Wherever the string "weight" appears, copy the whole line.
### Data for this exercise ###
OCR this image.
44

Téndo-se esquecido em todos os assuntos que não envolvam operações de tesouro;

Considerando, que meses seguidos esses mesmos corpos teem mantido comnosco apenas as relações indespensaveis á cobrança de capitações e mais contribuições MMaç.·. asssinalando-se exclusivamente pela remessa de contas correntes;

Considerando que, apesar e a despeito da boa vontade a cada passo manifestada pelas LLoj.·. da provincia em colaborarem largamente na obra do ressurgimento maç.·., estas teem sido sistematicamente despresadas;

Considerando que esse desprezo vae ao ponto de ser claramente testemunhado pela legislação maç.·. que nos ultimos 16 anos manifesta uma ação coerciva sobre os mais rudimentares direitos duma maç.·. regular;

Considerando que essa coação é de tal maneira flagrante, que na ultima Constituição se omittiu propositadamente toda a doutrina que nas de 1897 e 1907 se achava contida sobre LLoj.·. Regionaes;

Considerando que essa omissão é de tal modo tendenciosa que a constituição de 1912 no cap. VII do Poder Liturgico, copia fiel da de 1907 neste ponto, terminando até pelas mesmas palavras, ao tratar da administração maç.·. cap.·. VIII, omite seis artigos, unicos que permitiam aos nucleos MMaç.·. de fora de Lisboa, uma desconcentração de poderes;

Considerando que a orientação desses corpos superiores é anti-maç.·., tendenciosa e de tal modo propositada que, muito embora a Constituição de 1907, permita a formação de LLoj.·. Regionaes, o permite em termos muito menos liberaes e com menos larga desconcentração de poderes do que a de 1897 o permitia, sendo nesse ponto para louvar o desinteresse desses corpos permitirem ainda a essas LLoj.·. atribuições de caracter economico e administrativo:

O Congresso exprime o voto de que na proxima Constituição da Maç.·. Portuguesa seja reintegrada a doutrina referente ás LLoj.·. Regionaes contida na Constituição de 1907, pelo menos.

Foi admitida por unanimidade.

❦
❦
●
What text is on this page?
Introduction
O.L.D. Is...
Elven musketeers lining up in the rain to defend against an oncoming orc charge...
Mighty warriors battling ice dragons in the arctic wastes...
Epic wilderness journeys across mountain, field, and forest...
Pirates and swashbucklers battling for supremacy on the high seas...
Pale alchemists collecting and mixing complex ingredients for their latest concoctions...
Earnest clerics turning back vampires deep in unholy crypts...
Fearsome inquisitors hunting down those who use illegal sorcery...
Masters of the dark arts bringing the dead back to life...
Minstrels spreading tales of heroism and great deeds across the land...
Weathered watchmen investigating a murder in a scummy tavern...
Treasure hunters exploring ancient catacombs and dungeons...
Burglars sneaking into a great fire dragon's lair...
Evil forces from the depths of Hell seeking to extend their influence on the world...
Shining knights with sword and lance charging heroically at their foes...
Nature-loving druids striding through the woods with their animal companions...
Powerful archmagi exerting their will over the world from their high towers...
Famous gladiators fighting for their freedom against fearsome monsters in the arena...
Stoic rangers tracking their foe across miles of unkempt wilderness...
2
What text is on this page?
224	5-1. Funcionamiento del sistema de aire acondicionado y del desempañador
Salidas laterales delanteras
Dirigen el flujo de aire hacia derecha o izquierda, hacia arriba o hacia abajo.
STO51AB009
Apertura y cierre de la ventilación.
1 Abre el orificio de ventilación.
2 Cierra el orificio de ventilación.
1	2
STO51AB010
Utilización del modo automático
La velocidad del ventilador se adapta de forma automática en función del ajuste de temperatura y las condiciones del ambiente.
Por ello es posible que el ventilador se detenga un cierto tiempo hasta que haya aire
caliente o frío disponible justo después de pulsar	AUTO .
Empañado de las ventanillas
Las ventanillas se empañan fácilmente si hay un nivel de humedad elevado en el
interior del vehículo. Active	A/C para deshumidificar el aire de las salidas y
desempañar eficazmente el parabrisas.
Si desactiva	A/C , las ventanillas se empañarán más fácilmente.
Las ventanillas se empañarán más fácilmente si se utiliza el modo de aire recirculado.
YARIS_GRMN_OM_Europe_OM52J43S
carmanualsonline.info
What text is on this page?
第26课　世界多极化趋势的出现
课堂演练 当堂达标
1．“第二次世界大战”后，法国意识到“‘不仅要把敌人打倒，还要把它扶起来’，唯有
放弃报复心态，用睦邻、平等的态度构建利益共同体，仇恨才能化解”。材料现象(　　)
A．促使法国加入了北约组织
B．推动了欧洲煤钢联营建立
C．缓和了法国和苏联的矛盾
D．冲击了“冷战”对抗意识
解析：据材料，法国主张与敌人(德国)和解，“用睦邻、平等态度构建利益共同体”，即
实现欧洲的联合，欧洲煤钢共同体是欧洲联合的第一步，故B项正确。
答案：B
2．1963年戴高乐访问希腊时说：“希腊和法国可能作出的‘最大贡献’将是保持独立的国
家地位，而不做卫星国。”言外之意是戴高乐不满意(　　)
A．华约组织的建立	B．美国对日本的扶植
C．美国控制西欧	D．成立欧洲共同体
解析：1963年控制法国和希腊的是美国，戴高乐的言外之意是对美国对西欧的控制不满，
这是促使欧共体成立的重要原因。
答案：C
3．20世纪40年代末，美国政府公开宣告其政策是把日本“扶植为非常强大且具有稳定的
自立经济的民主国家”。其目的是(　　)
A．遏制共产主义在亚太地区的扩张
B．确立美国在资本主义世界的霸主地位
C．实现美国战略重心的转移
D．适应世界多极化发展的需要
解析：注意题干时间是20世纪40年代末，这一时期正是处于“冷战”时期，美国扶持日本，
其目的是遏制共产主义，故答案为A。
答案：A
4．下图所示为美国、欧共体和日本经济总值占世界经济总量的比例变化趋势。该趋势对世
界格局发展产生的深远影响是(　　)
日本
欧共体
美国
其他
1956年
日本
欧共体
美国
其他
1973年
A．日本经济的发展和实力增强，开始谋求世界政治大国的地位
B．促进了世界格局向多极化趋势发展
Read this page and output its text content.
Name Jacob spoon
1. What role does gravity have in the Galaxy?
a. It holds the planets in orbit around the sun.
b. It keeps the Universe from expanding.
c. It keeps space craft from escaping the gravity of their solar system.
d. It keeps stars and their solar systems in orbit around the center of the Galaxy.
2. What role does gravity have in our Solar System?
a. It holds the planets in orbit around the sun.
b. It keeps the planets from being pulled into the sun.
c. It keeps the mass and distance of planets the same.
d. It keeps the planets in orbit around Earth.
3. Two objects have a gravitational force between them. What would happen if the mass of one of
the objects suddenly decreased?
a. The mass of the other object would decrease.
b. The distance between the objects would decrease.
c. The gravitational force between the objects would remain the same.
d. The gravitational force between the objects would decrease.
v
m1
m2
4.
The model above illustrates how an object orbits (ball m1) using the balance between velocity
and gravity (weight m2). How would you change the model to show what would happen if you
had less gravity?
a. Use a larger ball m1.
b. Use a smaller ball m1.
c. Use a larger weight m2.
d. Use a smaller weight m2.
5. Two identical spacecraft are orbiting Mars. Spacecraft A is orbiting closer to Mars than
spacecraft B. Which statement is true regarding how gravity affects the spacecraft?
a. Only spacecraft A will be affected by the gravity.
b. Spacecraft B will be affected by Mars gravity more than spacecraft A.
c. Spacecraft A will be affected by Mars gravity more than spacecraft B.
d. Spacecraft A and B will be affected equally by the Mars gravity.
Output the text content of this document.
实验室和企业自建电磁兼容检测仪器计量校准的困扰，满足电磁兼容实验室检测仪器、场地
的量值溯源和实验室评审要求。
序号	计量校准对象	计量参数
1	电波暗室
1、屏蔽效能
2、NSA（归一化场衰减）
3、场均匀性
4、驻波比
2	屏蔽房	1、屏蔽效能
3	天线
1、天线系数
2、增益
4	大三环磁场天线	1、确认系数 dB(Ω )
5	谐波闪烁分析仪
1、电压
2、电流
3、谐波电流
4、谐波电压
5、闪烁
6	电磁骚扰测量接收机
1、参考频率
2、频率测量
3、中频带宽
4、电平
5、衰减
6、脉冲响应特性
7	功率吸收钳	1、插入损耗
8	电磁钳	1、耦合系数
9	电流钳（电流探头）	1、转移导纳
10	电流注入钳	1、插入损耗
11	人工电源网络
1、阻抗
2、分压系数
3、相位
###
* **Result for this exercise**:
and gravity (weight m2). How would you change the model to show what would happen if you
c. Use a larger weight m2.
d. Use a smaller weight m2.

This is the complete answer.